By News Creatives Authors , in Business , at August 17, 2021

The sad saga of Cole Hamels may have reached its end.

Before he could even throw a pitch for his newest team, the Los Angeles Dodgers, the 6’5″ left-hander felt shoulder pain and landed on the 60-day injured list. Since he’ll be a free agent again this fall, his fast-fading career seems to be in serious jeopardy.

The 2008 World Series MVP while pitching for Philadelphia, Hamels signed a one-year, $18 million contract with the Atlanta Braves for 2020 but suffered shoulder and triceps problems. He pitched only once, lasting 3 1/3 innings.

After a 2021 showcase that attracted scouts for several clubs, the 37-year-old lefty signed with the Dodgers, seeking experienced southpaw support in the absence of Clayton Kershaw.

He apparently felt pain during a simulated game, causing the Dodgers to shut him down. With advancing athletic age and his shoulder barking again, Hamels could be history.

◆ Work order 1
Answer these questions about the Cole Hamels article:
(a) Which team gave Hamels a one-year, $18 million contract for 2020?
(b) How many innings did he last in his only outing that year?
(c) What made the Dodgers shut him down?
◆ Work order 2
Print the stretch of the Cole Hamels article from "The sad saga" through "could be history.".
◆ Work order 3
Proceed with the Cole Hamels article, picking up after its final sentence.

◆ Extracted information
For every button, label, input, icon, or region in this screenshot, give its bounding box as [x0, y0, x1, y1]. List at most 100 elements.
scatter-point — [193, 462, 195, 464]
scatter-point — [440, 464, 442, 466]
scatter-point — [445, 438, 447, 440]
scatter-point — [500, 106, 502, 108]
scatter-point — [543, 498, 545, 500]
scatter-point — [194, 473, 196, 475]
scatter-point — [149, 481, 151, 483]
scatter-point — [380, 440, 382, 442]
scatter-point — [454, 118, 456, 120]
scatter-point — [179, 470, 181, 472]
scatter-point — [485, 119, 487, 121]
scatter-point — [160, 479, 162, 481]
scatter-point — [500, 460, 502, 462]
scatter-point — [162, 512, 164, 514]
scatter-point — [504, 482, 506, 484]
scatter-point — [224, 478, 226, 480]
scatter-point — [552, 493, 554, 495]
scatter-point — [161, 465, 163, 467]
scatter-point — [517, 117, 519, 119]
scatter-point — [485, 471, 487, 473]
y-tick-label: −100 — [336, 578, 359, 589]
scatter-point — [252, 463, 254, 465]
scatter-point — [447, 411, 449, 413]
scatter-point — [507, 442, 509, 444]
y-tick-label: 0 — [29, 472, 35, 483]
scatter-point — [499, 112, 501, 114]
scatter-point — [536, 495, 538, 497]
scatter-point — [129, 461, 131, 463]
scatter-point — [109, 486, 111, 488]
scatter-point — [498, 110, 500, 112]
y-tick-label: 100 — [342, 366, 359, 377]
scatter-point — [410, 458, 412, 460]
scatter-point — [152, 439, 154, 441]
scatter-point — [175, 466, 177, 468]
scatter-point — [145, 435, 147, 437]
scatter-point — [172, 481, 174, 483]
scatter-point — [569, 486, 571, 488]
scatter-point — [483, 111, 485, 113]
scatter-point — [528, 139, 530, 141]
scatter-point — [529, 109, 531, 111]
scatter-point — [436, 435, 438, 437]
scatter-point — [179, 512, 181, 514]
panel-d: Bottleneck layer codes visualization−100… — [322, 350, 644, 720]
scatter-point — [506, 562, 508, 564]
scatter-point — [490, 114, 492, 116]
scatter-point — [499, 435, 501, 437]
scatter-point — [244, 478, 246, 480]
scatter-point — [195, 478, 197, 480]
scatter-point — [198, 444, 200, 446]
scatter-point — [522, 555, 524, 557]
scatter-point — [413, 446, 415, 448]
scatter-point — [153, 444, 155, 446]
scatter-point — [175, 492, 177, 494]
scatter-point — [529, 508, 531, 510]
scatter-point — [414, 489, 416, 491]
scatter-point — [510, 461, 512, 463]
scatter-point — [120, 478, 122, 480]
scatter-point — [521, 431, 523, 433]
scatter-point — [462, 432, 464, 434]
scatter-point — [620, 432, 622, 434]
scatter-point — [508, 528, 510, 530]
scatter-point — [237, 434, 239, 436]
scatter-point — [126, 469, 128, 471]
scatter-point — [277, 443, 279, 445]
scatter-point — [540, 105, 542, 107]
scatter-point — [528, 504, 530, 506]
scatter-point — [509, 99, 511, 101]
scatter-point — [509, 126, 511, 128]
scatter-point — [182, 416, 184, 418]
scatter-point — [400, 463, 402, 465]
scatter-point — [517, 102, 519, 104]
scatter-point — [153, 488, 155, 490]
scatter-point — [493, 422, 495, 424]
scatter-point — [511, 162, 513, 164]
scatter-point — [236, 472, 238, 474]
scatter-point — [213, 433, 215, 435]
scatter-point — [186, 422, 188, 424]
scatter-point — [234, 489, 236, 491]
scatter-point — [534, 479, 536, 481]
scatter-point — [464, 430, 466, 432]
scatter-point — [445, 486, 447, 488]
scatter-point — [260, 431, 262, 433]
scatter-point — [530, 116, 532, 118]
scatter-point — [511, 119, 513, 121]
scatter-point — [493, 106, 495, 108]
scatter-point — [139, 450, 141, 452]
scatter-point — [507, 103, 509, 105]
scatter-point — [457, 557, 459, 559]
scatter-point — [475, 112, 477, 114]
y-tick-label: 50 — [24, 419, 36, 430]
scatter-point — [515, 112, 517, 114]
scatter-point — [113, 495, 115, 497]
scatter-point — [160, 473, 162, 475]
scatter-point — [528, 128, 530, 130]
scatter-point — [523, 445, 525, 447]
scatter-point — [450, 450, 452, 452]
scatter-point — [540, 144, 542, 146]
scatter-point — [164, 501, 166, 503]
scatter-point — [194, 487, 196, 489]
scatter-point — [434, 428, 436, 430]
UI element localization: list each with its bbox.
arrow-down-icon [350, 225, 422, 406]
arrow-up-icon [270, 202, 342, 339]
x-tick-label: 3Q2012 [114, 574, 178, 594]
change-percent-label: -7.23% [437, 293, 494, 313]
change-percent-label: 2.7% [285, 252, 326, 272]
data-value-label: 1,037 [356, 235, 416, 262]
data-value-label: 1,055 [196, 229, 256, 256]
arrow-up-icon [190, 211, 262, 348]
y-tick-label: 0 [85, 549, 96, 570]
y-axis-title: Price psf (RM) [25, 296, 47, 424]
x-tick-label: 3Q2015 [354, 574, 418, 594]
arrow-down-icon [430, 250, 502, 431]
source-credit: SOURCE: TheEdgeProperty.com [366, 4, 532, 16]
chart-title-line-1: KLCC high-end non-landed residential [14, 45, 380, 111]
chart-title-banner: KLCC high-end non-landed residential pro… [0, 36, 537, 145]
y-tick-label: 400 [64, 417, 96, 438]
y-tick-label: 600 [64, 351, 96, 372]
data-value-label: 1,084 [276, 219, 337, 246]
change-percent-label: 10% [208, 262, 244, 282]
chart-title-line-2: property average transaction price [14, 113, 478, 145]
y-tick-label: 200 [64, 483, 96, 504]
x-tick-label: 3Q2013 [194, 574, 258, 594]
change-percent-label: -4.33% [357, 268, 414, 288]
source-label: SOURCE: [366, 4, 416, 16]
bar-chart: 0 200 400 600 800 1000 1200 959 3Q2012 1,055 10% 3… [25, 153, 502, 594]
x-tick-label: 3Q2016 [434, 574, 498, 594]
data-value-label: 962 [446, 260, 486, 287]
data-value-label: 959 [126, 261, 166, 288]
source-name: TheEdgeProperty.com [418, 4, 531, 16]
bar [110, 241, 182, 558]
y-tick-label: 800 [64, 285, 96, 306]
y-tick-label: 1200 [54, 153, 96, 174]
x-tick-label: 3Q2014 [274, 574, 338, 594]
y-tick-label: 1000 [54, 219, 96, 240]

◆ Answer space 1
(a) The Atlanta Braves.
(b) 3 1/3 innings.
(c) He apparently felt pain during a simulated game.

◆ Answer space 2
The sad saga of Cole Hamels may have reached its end.

Before he could even throw a pitch for his newest team, the Los Angeles Dodgers, the 6’5″ left-hander felt shoulder pain and landed on the 60-day injured list. Since he’ll be a free agent again this fall, his fast-fading career seems to be in serious jeopardy.

The 2008 World Series MVP while pitching for Philadelphia, Hamels signed a one-year, $18 million contract with the Atlanta Braves for 2020 but suffered shoulder and triceps problems. He pitched only once, lasting 3 1/3 innings.

After a 2021 showcase that attracted scouts for several clubs, the 37-year-old lefty signed with the Dodgers, seeking experienced southpaw support in the absence of Clayton Kershaw.

He apparently felt pain during a simulated game, causing the Dodgers to shut him down. With advancing athletic age and his shoulder barking again, Hamels could be history.

◆ Answer space 3
The team, impressed with his showcase, had signed him for $1 million – or an average of $200,000 a start for the rest of the season. He was attracted to L.A. because of his Southern California roots.

The 6-4, 205-pound San Diego native turned pro after the Phillies made him their first-round pick in the 2002 amateur draft. The hard-throwing Hamels proved a durable starter, working 200 innings six years in a row and making the National League All-Star team four times. His 162-game average was 13-10 with a 3.43 earned run average.

Hamels also went 7-6 with a 3.44 ERA in postseason play (17 games) and was named Most Valuable Player of Philadelphia’s win over the Tampa Bay Rays in 2008. After leaving the Phils, Hamels pitched for the Chicago Cubs and Texas Rangers, though not as effectively, before signing with Atlanta as a free agent.

The Braves, seeking veteran help for their young rotation, also signed former Cy Young Award winner Felix Hernandez but received a combined single start from the two signees. Hernandez opted out with concerns over the contagious Covid-19 while Hamels had shoulder and triceps injuries that kept him sidelined until September.

He then became a free agent again, signing with Los Angeles less than two weeks before he returned to the IL.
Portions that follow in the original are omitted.